### ENTRIES SHOWN
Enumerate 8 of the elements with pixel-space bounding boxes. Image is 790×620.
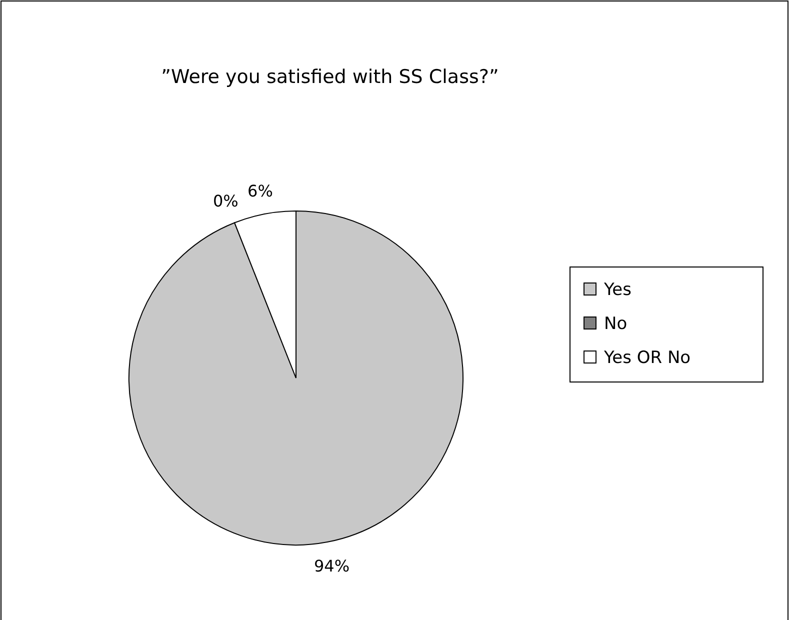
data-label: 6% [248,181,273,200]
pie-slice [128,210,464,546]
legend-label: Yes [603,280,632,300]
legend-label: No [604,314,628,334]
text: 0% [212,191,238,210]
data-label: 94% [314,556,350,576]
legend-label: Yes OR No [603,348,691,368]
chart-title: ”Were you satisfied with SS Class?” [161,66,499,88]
...
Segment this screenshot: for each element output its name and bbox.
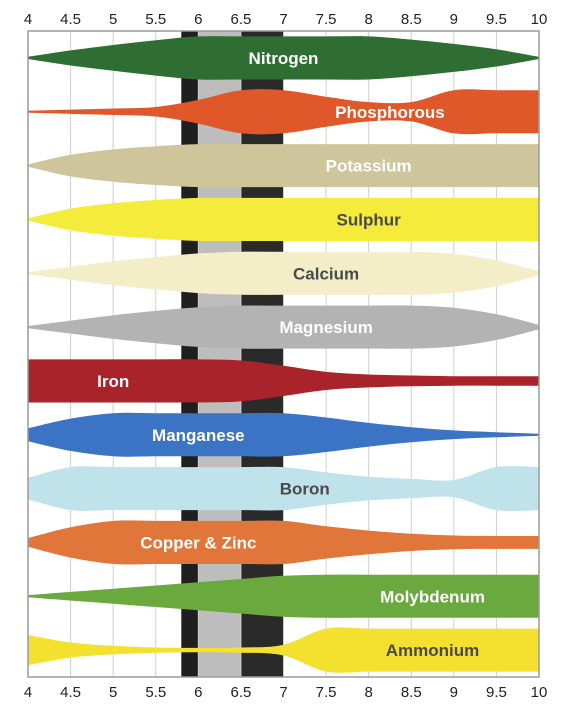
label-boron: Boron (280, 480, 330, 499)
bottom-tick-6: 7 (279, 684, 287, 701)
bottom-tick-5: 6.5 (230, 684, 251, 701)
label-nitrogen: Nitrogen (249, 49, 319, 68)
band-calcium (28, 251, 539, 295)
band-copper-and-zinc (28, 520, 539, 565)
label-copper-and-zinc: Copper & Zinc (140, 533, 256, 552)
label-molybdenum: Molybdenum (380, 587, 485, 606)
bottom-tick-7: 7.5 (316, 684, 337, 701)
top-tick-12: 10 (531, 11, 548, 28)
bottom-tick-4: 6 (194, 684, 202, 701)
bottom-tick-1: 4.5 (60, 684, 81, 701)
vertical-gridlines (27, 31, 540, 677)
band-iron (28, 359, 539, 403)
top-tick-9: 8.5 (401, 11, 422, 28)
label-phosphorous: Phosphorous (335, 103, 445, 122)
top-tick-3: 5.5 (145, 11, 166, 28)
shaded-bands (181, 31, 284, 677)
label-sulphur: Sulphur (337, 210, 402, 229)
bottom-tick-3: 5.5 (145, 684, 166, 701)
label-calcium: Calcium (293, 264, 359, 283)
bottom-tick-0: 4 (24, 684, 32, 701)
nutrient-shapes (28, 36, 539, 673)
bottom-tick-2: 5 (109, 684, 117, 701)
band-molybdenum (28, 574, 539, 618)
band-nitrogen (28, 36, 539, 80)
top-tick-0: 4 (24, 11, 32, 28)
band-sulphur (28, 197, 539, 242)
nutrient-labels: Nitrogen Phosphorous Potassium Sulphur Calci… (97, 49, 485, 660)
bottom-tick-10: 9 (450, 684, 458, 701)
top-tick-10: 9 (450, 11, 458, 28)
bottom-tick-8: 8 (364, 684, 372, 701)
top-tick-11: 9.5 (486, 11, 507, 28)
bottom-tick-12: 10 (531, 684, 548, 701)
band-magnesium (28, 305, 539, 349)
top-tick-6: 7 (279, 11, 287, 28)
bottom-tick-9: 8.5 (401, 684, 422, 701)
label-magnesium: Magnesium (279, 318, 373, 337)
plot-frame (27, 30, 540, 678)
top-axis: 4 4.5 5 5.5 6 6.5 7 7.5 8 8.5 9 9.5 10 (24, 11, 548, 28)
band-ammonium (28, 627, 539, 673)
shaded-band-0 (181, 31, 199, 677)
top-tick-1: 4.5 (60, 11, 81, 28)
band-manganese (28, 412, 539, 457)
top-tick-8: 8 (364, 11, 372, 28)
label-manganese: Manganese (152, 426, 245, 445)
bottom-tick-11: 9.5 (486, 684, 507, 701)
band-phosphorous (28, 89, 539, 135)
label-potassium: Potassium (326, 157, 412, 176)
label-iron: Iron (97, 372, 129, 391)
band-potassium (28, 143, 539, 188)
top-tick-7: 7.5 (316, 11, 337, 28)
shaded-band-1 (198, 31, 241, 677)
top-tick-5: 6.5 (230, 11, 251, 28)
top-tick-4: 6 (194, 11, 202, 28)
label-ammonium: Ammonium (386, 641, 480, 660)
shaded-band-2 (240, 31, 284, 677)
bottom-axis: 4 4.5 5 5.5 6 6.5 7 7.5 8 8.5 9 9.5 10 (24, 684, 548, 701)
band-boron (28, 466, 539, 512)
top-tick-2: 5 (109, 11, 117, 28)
---
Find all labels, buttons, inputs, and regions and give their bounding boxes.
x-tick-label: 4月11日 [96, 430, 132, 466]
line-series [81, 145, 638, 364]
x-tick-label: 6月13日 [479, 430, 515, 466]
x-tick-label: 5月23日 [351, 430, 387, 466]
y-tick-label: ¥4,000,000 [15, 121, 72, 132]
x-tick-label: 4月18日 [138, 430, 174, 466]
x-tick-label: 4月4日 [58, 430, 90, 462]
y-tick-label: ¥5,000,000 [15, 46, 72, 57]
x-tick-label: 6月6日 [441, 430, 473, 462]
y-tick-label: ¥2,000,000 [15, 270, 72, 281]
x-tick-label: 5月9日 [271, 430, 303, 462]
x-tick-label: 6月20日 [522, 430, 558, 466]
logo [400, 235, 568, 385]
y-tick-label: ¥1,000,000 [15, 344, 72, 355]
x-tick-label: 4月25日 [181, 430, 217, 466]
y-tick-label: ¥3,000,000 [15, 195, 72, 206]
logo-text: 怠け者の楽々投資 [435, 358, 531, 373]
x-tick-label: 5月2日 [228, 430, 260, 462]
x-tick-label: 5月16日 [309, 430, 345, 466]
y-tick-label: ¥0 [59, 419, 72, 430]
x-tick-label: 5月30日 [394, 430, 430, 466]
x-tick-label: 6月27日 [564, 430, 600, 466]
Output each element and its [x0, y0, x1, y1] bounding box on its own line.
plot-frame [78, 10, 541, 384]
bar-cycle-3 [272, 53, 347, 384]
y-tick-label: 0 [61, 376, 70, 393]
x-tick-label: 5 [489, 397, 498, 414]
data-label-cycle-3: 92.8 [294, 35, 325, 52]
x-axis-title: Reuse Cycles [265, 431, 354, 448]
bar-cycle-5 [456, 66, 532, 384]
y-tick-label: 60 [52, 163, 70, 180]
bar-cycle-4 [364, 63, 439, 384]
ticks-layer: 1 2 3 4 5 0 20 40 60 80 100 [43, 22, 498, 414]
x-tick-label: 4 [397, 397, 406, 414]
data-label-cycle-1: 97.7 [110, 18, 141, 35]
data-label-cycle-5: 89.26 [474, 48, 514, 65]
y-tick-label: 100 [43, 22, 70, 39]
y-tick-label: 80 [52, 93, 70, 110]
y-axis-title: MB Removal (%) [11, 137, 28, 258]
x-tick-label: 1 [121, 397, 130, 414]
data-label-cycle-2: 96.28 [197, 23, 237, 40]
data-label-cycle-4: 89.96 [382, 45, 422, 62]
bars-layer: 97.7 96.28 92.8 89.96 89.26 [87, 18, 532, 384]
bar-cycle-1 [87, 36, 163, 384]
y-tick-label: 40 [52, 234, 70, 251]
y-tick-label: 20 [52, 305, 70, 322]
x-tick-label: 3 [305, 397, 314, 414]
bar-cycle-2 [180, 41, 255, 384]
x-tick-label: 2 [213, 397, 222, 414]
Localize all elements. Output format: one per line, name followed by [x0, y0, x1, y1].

### INSTRUCTIONS TO FOLLOW
Starting with the line with "Output each element" and going on through the line with "Localize all elements.", write out these data lines again with "Reuse Cycles" swapped for "Regeneration Cycles" and everything else left unchanged.

### REPLY TO THE TASK
Output each element and its [x0, y0, x1, y1] bounding box on its own line.
plot-frame [78, 10, 541, 384]
bar-cycle-3 [272, 53, 347, 384]
y-tick-label: 0 [61, 376, 70, 393]
x-tick-label: 5 [489, 397, 498, 414]
data-label-cycle-3: 92.8 [294, 35, 325, 52]
x-axis-title: Regeneration Cycles [265, 431, 354, 448]
bar-cycle-5 [456, 66, 532, 384]
y-tick-label: 60 [52, 163, 70, 180]
bar-cycle-4 [364, 63, 439, 384]
ticks-layer: 1 2 3 4 5 0 20 40 60 80 100 [43, 22, 498, 414]
x-tick-label: 4 [397, 397, 406, 414]
data-label-cycle-1: 97.7 [110, 18, 141, 35]
data-label-cycle-5: 89.26 [474, 48, 514, 65]
y-tick-label: 100 [43, 22, 70, 39]
y-tick-label: 80 [52, 93, 70, 110]
y-axis-title: MB Removal (%) [11, 137, 28, 258]
x-tick-label: 1 [121, 397, 130, 414]
data-label-cycle-2: 96.28 [197, 23, 237, 40]
data-label-cycle-4: 89.96 [382, 45, 422, 62]
bars-layer: 97.7 96.28 92.8 89.96 89.26 [87, 18, 532, 384]
bar-cycle-1 [87, 36, 163, 384]
y-tick-label: 40 [52, 234, 70, 251]
y-tick-label: 20 [52, 305, 70, 322]
x-tick-label: 3 [305, 397, 314, 414]
bar-cycle-2 [180, 41, 255, 384]
x-tick-label: 2 [213, 397, 222, 414]
Localize all elements. Output format: one per line, name followed by [x0, y0, x1, y1].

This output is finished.